(Extracted data entries)
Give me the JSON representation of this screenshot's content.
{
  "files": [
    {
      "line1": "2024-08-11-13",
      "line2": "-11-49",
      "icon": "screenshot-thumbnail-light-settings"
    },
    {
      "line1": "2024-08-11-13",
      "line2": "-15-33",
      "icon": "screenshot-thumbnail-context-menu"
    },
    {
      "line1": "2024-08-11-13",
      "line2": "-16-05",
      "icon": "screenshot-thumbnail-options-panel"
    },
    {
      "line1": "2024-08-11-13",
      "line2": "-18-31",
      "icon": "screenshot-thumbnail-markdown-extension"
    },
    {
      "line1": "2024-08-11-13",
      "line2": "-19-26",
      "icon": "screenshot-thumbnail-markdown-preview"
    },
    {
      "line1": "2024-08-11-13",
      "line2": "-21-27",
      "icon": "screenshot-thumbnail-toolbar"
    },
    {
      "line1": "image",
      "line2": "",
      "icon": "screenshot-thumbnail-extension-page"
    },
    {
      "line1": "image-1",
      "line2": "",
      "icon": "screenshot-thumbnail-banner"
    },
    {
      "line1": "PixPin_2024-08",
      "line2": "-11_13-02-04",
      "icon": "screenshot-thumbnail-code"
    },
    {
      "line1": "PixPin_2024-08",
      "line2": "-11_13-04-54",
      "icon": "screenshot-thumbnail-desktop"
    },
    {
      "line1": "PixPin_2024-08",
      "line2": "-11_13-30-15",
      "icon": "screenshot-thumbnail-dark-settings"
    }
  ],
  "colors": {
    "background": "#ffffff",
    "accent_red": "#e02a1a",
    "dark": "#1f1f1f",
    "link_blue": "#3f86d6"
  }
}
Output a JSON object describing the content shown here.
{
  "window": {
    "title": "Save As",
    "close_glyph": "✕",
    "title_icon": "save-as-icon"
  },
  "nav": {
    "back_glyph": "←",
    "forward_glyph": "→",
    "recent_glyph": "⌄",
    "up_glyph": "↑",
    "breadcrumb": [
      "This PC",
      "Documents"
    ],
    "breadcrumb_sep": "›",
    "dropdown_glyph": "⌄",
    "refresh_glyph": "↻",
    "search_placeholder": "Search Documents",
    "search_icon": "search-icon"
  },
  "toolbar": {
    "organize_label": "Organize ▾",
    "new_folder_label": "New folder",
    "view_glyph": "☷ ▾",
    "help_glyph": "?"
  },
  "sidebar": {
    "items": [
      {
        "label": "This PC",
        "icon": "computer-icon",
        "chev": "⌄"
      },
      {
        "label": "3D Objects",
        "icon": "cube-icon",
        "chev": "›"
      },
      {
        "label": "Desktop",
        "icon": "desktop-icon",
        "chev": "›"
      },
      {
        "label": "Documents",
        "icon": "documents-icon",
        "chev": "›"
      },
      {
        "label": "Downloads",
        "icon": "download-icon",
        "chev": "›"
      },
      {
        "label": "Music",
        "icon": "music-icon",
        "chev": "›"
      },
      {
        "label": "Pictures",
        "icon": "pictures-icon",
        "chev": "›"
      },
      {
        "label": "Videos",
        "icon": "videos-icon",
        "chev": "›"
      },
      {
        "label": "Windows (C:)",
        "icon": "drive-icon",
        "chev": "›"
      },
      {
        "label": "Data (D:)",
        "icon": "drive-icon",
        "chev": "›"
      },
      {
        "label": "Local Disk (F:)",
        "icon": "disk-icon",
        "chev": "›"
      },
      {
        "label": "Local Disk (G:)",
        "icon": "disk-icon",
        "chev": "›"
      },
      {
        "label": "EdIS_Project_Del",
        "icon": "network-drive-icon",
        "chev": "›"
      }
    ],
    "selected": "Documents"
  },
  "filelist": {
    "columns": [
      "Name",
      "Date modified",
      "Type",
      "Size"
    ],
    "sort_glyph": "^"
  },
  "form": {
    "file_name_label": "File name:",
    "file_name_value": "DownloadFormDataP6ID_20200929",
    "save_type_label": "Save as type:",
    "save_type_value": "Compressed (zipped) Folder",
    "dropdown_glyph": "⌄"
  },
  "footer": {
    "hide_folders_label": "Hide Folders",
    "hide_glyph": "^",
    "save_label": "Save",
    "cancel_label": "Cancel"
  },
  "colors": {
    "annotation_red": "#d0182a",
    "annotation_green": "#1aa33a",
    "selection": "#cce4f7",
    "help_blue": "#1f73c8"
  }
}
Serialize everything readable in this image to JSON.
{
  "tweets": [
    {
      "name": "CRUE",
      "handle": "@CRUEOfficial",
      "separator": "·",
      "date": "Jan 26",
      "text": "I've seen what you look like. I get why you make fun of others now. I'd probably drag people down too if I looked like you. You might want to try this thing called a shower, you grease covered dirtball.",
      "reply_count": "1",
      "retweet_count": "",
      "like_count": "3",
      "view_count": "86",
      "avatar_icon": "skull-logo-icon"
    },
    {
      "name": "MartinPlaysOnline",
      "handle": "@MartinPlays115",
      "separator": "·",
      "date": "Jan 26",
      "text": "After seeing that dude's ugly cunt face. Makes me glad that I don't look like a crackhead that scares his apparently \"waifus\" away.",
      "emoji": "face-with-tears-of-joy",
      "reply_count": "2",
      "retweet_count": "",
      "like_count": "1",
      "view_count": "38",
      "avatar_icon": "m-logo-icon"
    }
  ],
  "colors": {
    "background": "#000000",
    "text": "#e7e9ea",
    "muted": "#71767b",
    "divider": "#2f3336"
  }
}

▶ What to do: From the records above, pull out every line containing the word "image".

▶ Written answer:
      "line1": "image",
      "line1": "image-1",
Serialize everything readable in this image to JSON.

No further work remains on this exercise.